» **Task**:
Report every line in the listing that contains the string "Include".

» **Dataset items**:

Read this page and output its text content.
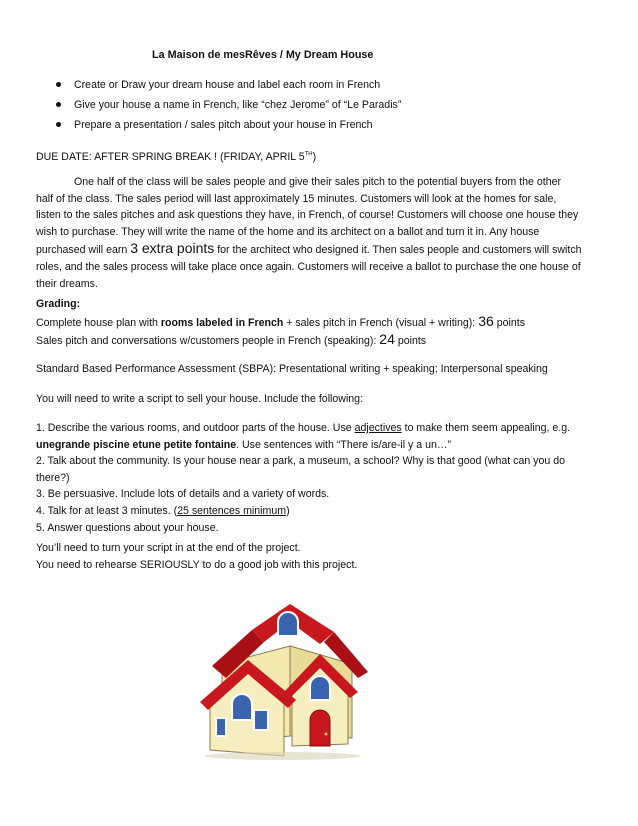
La Maison de mesRêves / My Dream House
Create or Draw your dream house and label each room in French
Give your house a name in French, like “chez Jerome” of “Le Paradis”
Prepare a presentation / sales pitch about your house in French
DUE DATE: AFTER SPRING BREAK ! (FRIDAY, APRIL 5TH)
One half of the class will be sales people and give their sales pitch to the potential buyers from the other
half of the class. The sales period will last approximately 15 minutes. Customers will look at the homes for sale,
listen to the sales pitches and ask questions they have, in French, of course! Customers will choose one house they
wish to purchase. They will write the name of the home and its architect on a ballot and turn it in. Any house
purchased will earn 3 extra points for the architect who designed it. Then sales people and customers will switch
roles, and the sales process will take place once again. Customers will receive a ballot to purchase the one house of
their dreams.
Grading:
Complete house plan with rooms labeled in French + sales pitch in French (visual + writing): 36 points
Sales pitch and conversations w/customers people in French (speaking): 24 points
Standard Based Performance Assessment (SBPA): Presentational writing + speaking; Interpersonal speaking
You will need to write a script to sell your house. Include the following:
1. Describe the various rooms, and outdoor parts of the house. Use adjectives to make them seem appealing, e.g.
unegrande piscine etune petite fontaine. Use sentences with “There is/are-il y a un…”
2. Talk about the community. Is your house near a park, a museum, a school? Why is that good (what can you do
there?)
3. Be persuasive. Include lots of details and a variety of words.
4. Talk for at least 3 minutes. (25 sentences minimum)
5. Answer questions about your house.
You’ll need to turn your script in at the end of the project.
You need to rehearse SERIOUSLY to do a good job with this project.
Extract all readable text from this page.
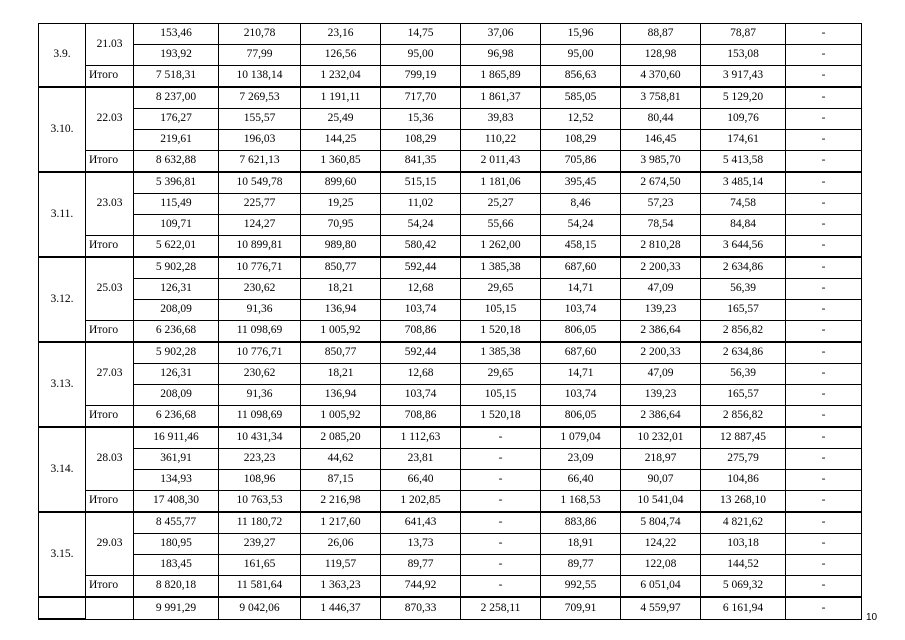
3.9.	21.03	153,46	210,78	23,16	14,75	37,06	15,96	88,87	78,87	-
		193,92	77,99	126,56	95,00	96,98	95,00	128,98	153,08	-
	Итого	7 518,31	10 138,14	1 232,04	799,19	1 865,89	856,63	4 370,60	3 917,43	-
3.10.	22.03	8 237,00	7 269,53	1 191,11	717,70	1 861,37	585,05	3 758,81	5 129,20	-
		176,27	155,57	25,49	15,36	39,83	12,52	80,44	109,76	-
		219,61	196,03	144,25	108,29	110,22	108,29	146,45	174,61	-
	Итого	8 632,88	7 621,13	1 360,85	841,35	2 011,43	705,86	3 985,70	5 413,58	-
3.11.	23.03	5 396,81	10 549,78	899,60	515,15	1 181,06	395,45	2 674,50	3 485,14	-
		115,49	225,77	19,25	11,02	25,27	8,46	57,23	74,58	-
		109,71	124,27	70,95	54,24	55,66	54,24	78,54	84,84	-
	Итого	5 622,01	10 899,81	989,80	580,42	1 262,00	458,15	2 810,28	3 644,56	-
3.12.	25.03	5 902,28	10 776,71	850,77	592,44	1 385,38	687,60	2 200,33	2 634,86	-
		126,31	230,62	18,21	12,68	29,65	14,71	47,09	56,39	-
		208,09	91,36	136,94	103,74	105,15	103,74	139,23	165,57	-
	Итого	6 236,68	11 098,69	1 005,92	708,86	1 520,18	806,05	2 386,64	2 856,82	-
3.13.	27.03	5 902,28	10 776,71	850,77	592,44	1 385,38	687,60	2 200,33	2 634,86	-
		126,31	230,62	18,21	12,68	29,65	14,71	47,09	56,39	-
		208,09	91,36	136,94	103,74	105,15	103,74	139,23	165,57	-
	Итого	6 236,68	11 098,69	1 005,92	708,86	1 520,18	806,05	2 386,64	2 856,82	-
3.14.	28.03	16 911,46	10 431,34	2 085,20	1 112,63	-	1 079,04	10 232,01	12 887,45	-
		361,91	223,23	44,62	23,81	-	23,09	218,97	275,79	-
		134,93	108,96	87,15	66,40	-	66,40	90,07	104,86	-
	Итого	17 408,30	10 763,53	2 216,98	1 202,85	-	1 168,53	10 541,04	13 268,10	-
3.15.	29.03	8 455,77	11 180,72	1 217,60	641,43	-	883,86	5 804,74	4 821,62	-
		180,95	239,27	26,06	13,73	-	18,91	124,22	103,18	-
		183,45	161,65	119,57	89,77	-	89,77	122,08	144,52	-
	Итого	8 820,18	11 581,64	1 363,23	744,92	-	992,55	6 051,04	5 069,32	-
		9 991,29	9 042,06	1 446,37	870,33	2 258,11	709,91	4 559,97	6 161,94	-
10
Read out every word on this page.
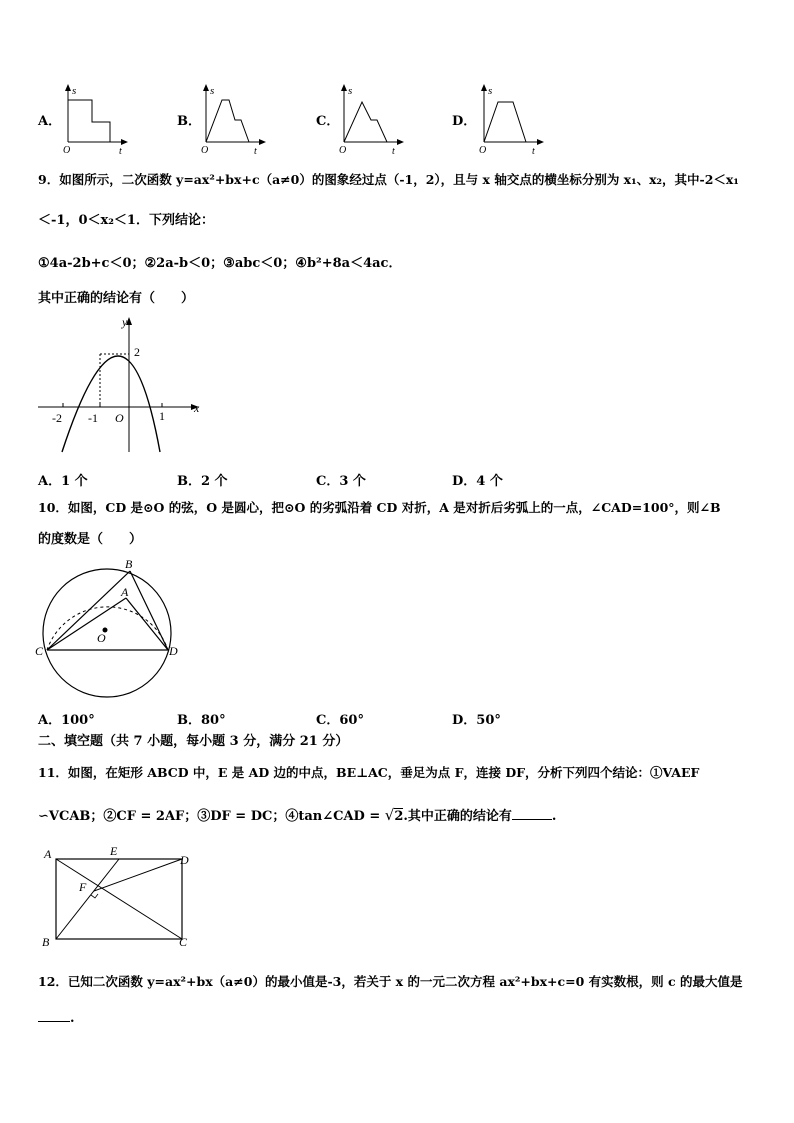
A．
s
O	t
B．
s
O	t
C．
s
O	t
D．
s
O	t
9．如图所示，二次函数 y=ax²+bx+c（a≠0）的图象经过点（-1，2），且与 x 轴交点的横坐标分别为 x₁、x₂，其中-2＜x₁
＜-1，0＜x₂＜1．下列结论：
①4a-2b+c＜0；②2a-b＜0；③abc＜0；④b²+8a＜4ac．
其中正确的结论有（　　）
y
x
2
-2 -1 O	1
A．1 个	B．2 个	C．3 个	D．4 个
10．如图，CD 是⊙O 的弦，O 是圆心，把⊙O 的劣弧沿着 CD 对折，A 是对折后劣弧上的一点，∠CAD=100°，则∠B
的度数是（　　）
B
A
O
C	D
A．100°	B．80°	C．60°	D．50°
二、填空题（共 7 小题，每小题 3 分，满分 21 分）
11．如图，在矩形 ABCD 中，E 是 AD 边的中点，BE⊥AC，垂足为点 F，连接 DF，分析下列四个结论：①VAEF
∽VCAB；②CF = 2AF；③DF = DC；④tan∠CAD = √2.其中正确的结论有	.
A	E
D
F
B	C
12．已知二次函数 y=ax²+bx（a≠0）的最小值是-3，若关于 x 的一元二次方程 ax²+bx+c=0 有实数根，则 c 的最大值是
.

» **Answer**:
You will need to write a script to sell your house. Include the following:
3. Be persuasive. Include lots of details and a variety of words.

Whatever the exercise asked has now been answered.